• GIVEN RECORDS
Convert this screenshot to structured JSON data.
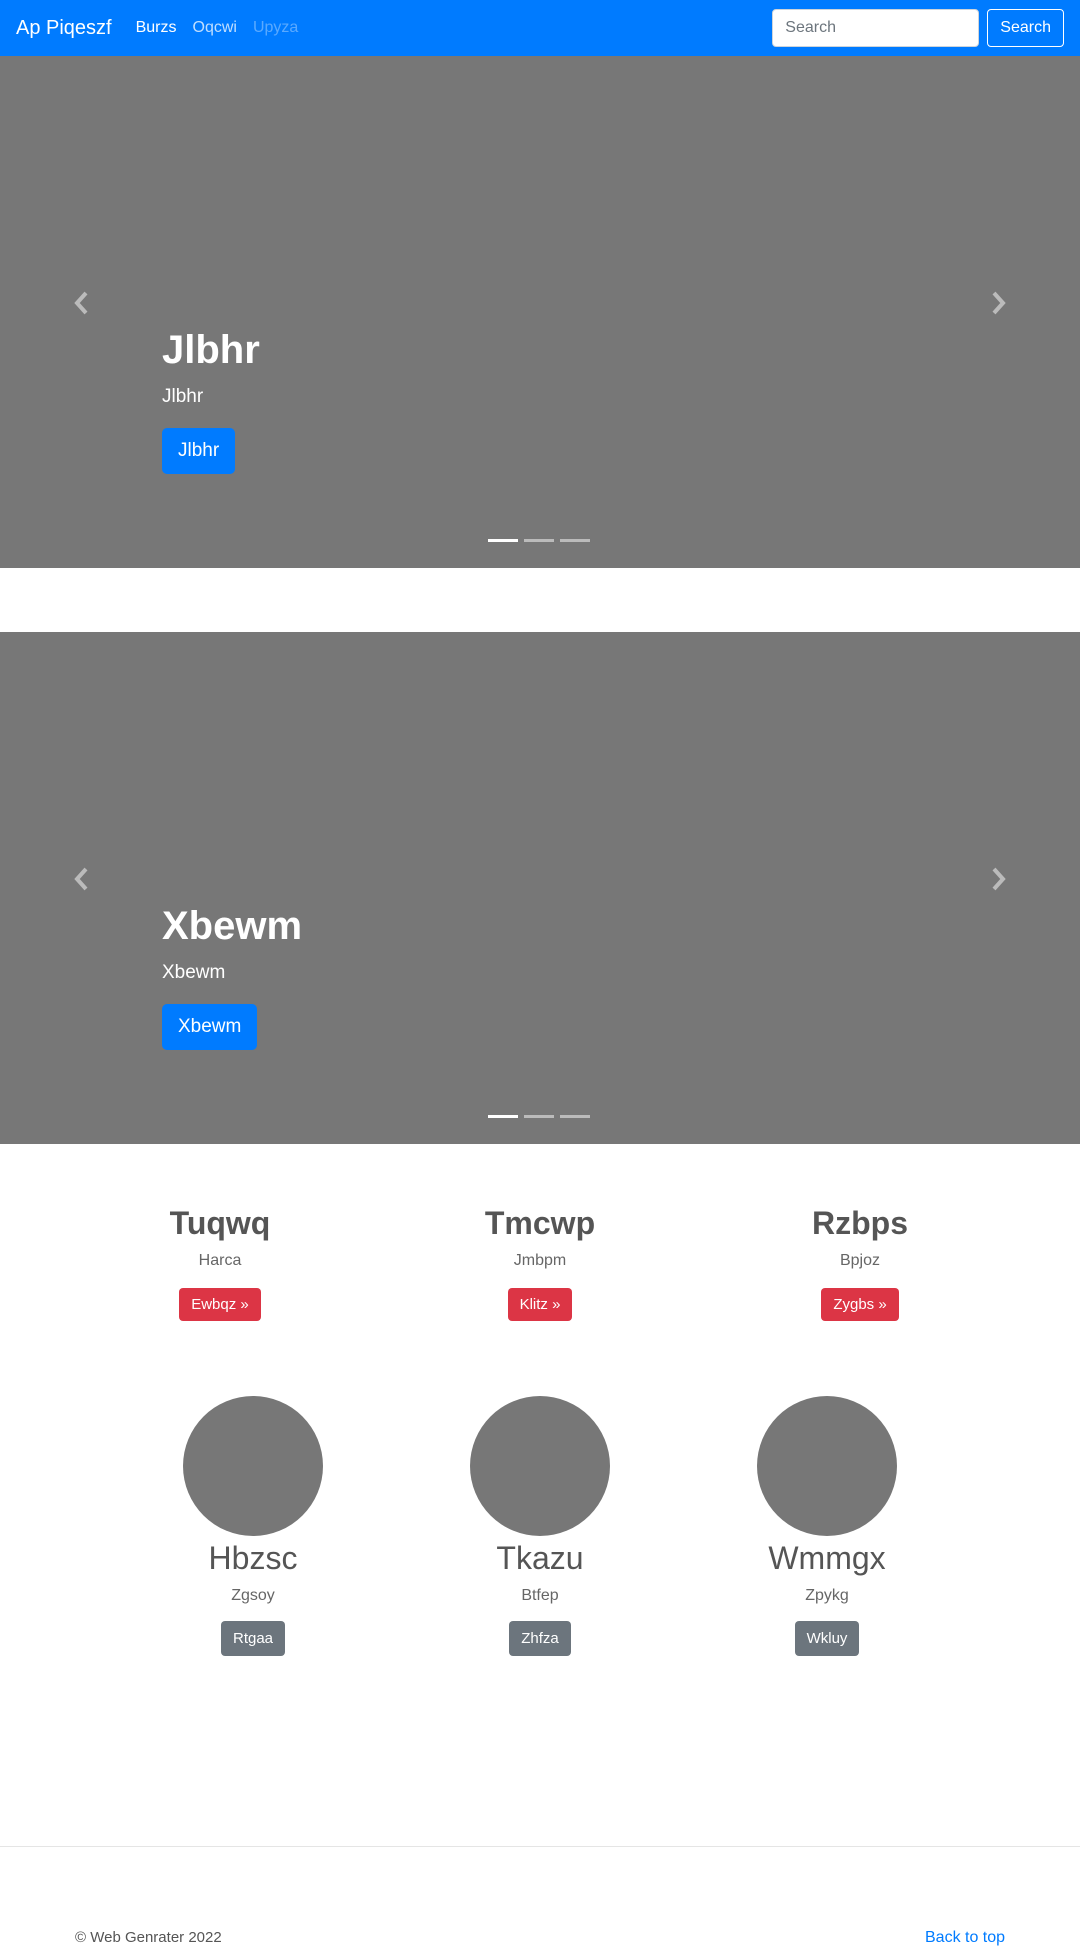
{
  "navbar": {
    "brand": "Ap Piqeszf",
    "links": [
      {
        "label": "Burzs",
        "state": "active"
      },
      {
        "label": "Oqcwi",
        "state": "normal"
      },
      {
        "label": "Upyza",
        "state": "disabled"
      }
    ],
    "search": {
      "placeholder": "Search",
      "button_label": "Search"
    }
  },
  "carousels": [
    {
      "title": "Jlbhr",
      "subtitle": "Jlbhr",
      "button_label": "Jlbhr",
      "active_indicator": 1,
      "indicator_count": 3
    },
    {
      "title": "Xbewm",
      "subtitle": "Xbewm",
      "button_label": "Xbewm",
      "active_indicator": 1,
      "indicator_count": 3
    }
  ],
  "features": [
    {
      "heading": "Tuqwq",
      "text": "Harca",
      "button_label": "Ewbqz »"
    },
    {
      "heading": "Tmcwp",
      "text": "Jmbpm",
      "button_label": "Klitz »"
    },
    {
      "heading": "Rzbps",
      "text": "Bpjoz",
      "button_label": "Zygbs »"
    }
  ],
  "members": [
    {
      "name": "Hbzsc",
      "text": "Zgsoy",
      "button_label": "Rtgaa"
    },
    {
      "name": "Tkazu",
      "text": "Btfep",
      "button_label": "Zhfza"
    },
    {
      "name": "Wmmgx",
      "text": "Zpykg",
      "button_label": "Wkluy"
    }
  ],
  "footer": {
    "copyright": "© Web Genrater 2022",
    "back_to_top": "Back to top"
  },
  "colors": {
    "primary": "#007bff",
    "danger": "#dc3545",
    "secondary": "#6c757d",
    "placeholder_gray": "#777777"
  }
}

--

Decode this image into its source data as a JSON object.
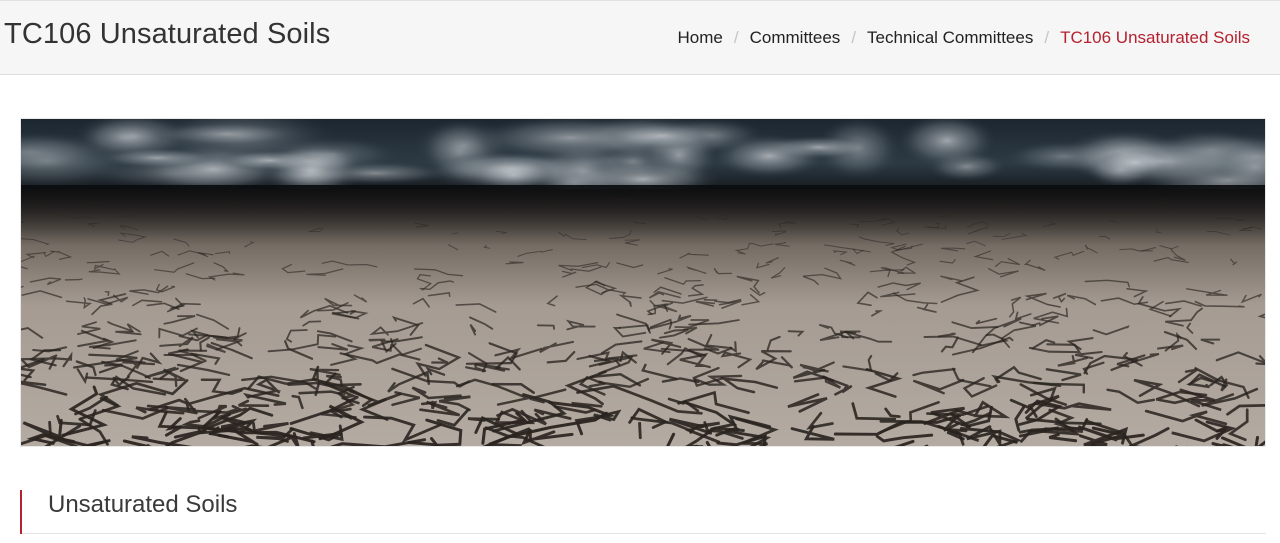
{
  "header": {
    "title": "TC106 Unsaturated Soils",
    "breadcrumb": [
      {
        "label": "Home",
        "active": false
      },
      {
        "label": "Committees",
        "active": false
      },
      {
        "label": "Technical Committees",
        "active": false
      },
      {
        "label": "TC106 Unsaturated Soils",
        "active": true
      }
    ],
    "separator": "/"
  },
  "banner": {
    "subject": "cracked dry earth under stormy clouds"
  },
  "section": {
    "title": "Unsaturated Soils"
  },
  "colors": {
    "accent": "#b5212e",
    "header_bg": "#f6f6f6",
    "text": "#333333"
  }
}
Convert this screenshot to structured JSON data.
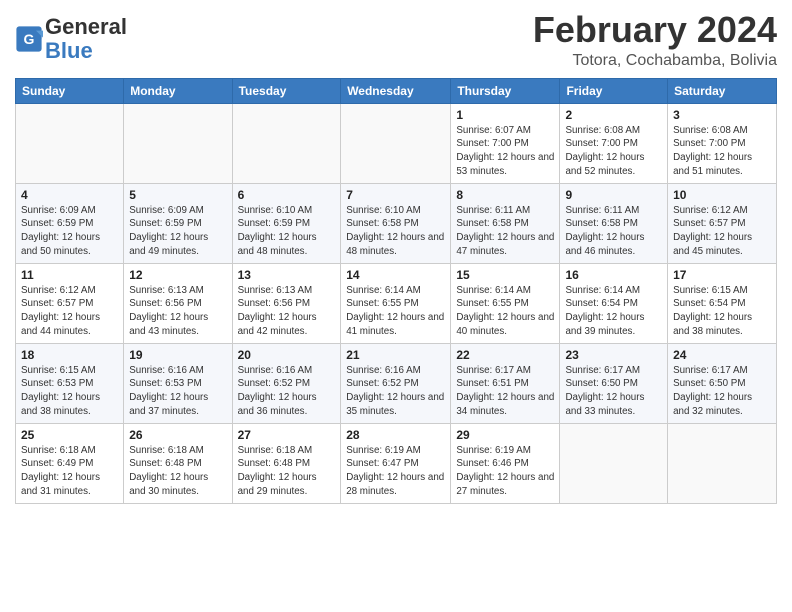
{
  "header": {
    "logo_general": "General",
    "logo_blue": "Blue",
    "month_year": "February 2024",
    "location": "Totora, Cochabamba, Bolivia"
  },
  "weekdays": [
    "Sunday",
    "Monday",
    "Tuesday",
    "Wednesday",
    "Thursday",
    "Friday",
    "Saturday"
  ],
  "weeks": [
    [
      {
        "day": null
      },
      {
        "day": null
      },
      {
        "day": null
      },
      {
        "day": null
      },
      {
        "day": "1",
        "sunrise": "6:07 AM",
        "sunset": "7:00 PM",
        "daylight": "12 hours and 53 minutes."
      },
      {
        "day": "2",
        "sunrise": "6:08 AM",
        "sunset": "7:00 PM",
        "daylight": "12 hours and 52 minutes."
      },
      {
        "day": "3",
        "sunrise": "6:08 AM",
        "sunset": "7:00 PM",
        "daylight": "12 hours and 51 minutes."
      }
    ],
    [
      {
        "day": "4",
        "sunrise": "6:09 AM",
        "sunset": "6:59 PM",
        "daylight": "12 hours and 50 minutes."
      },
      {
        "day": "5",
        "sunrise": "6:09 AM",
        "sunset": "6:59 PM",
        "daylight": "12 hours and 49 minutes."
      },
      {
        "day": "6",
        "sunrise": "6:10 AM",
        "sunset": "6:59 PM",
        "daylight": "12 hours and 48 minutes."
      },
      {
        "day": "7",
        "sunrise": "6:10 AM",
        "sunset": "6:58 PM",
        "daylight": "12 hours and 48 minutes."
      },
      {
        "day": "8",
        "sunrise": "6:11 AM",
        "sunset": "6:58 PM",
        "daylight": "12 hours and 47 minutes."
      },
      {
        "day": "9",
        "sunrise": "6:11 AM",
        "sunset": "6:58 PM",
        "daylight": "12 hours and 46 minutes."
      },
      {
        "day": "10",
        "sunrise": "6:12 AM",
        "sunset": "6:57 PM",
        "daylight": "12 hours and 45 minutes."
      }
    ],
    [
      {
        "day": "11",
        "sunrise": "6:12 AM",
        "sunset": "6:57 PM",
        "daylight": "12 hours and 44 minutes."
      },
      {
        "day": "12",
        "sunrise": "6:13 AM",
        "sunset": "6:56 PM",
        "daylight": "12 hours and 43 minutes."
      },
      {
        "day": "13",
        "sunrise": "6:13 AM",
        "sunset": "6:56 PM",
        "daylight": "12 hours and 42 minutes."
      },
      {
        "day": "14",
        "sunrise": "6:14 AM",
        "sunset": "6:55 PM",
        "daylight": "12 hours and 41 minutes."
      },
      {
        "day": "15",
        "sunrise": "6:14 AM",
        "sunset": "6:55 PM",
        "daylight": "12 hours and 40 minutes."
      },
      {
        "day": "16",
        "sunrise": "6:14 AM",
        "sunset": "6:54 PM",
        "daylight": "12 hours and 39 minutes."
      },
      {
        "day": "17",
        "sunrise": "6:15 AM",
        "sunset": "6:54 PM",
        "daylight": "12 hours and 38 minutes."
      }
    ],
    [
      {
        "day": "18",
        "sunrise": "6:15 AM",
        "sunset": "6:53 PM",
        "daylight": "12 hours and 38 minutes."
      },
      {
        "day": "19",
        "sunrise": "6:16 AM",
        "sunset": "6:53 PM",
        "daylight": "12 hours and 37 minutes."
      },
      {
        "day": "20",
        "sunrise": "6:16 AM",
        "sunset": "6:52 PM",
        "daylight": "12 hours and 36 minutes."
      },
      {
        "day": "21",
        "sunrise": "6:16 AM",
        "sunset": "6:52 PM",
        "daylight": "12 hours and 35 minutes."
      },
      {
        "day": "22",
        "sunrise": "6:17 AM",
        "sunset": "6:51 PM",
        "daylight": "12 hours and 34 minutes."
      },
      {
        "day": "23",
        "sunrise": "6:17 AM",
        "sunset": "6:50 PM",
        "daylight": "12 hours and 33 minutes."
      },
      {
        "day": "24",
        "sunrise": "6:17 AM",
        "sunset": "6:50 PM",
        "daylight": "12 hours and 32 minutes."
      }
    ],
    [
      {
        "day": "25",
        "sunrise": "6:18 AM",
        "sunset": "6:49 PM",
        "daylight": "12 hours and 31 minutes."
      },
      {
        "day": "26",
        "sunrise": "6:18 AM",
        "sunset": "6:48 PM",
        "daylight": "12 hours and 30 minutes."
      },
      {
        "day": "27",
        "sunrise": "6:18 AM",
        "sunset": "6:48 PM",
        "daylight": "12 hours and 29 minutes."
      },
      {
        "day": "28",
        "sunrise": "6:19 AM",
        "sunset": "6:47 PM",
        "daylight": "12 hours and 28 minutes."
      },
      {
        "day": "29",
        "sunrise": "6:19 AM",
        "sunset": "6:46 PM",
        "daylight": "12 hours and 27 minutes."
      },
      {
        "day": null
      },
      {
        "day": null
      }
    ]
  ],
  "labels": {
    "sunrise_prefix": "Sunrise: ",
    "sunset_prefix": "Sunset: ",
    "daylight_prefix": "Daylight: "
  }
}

• WHAT TO PRODUCE
Looking at the listing above, count the lines that contain "text" and give nothing but the number.

• PROBLEM SOLUTION
7